Task requirements:
Give every line below again, exactly.

(Records excerpted from a collection)
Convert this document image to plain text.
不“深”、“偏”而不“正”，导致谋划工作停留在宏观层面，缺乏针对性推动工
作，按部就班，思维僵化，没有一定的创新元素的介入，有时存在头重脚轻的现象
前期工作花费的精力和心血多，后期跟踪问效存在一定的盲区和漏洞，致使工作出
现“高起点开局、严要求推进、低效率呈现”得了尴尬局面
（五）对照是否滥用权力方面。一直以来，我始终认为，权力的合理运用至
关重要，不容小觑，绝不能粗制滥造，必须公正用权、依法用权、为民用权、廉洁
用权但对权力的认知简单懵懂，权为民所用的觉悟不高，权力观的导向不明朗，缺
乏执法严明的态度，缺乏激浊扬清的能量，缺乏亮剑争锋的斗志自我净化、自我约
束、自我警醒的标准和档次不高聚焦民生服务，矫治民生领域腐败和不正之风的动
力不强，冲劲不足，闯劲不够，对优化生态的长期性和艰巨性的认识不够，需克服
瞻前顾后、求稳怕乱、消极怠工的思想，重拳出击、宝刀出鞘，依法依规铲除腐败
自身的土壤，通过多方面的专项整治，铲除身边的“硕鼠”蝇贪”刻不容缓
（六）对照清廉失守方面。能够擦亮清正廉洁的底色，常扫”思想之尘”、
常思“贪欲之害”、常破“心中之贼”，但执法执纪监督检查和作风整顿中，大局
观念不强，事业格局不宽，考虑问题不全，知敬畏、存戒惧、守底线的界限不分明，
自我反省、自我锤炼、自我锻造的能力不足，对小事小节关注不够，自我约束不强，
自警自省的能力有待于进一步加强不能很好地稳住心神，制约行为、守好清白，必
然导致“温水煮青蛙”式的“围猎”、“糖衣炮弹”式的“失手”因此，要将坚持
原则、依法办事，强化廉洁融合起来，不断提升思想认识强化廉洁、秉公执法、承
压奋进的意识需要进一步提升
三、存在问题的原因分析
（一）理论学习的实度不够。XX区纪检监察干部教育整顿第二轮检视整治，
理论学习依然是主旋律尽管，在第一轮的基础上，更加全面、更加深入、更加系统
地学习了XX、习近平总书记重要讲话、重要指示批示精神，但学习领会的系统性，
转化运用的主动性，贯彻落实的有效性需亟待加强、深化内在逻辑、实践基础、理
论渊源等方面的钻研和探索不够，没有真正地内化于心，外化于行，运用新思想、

Final answer:
Convert this document image to plain text.
不“深”、“偏”而不“正”，导致谋划工作停留在宏观层面，缺乏针对性推动工
作，按部就班，思维僵化，没有一定的创新元素的介入，有时存在头重脚轻的现象
前期工作花费的精力和心血多，后期跟踪问效存在一定的盲区和漏洞，致使工作出
现“高起点开局、严要求推进、低效率呈现”得了尴尬局面
（五）对照是否滥用权力方面。一直以来，我始终认为，权力的合理运用至
关重要，不容小觑，绝不能粗制滥造，必须公正用权、依法用权、为民用权、廉洁
用权但对权力的认知简单懵懂，权为民所用的觉悟不高，权力观的导向不明朗，缺
乏执法严明的态度，缺乏激浊扬清的能量，缺乏亮剑争锋的斗志自我净化、自我约
束、自我警醒的标准和档次不高聚焦民生服务，矫治民生领域腐败和不正之风的动
力不强，冲劲不足，闯劲不够，对优化生态的长期性和艰巨性的认识不够，需克服
瞻前顾后、求稳怕乱、消极怠工的思想，重拳出击、宝刀出鞘，依法依规铲除腐败
自身的土壤，通过多方面的专项整治，铲除身边的“硕鼠”蝇贪”刻不容缓
（六）对照清廉失守方面。能够擦亮清正廉洁的底色，常扫”思想之尘”、
常思“贪欲之害”、常破“心中之贼”，但执法执纪监督检查和作风整顿中，大局
观念不强，事业格局不宽，考虑问题不全，知敬畏、存戒惧、守底线的界限不分明，
自我反省、自我锤炼、自我锻造的能力不足，对小事小节关注不够，自我约束不强，
自警自省的能力有待于进一步加强不能很好地稳住心神，制约行为、守好清白，必
然导致“温水煮青蛙”式的“围猎”、“糖衣炮弹”式的“失手”因此，要将坚持
原则、依法办事，强化廉洁融合起来，不断提升思想认识强化廉洁、秉公执法、承
压奋进的意识需要进一步提升
三、存在问题的原因分析
（一）理论学习的实度不够。XX区纪检监察干部教育整顿第二轮检视整治，
理论学习依然是主旋律尽管，在第一轮的基础上，更加全面、更加深入、更加系统
地学习了XX、习近平总书记重要讲话、重要指示批示精神，但学习领会的系统性，
转化运用的主动性，贯彻落实的有效性需亟待加强、深化内在逻辑、实践基础、理
论渊源等方面的钻研和探索不够，没有真正地内化于心，外化于行，运用新思想、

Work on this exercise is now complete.